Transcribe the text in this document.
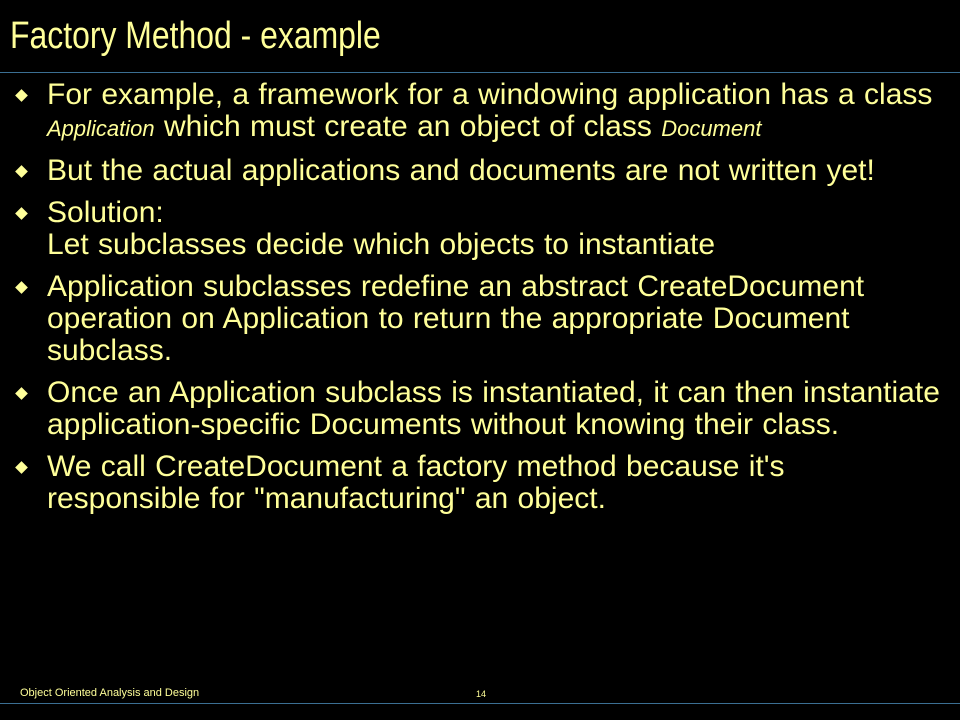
Factory Method - example
For example, a framework for a windowing application has a class Application which must create an object of class Document
But the actual applications and documents are not written yet!
Solution:
Let subclasses decide which objects to instantiate
Application subclasses redefine an abstract CreateDocument operation on Application to return the appropriate Document subclass.
Once an Application subclass is instantiated, it can then instantiate application-specific Documents without knowing their class.
We call CreateDocument a factory method because it's responsible for "manufacturing" an object.
Object Oriented Analysis and Design	14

________________________________________

Make an exact copy of every record, pictures excluded.

Transcribe the text in this document.
Factory Method - example
For example, a framework for a windowing application has a class Application which must create an object of class Document
But the actual applications and documents are not written yet!
Solution:
Let subclasses decide which objects to instantiate
Application subclasses redefine an abstract CreateDocument operation on Application to return the appropriate Document subclass.
Once an Application subclass is instantiated, it can then instantiate application-specific Documents without knowing their class.
We call CreateDocument a factory method because it's responsible for "manufacturing" an object.
Object Oriented Analysis and Design	14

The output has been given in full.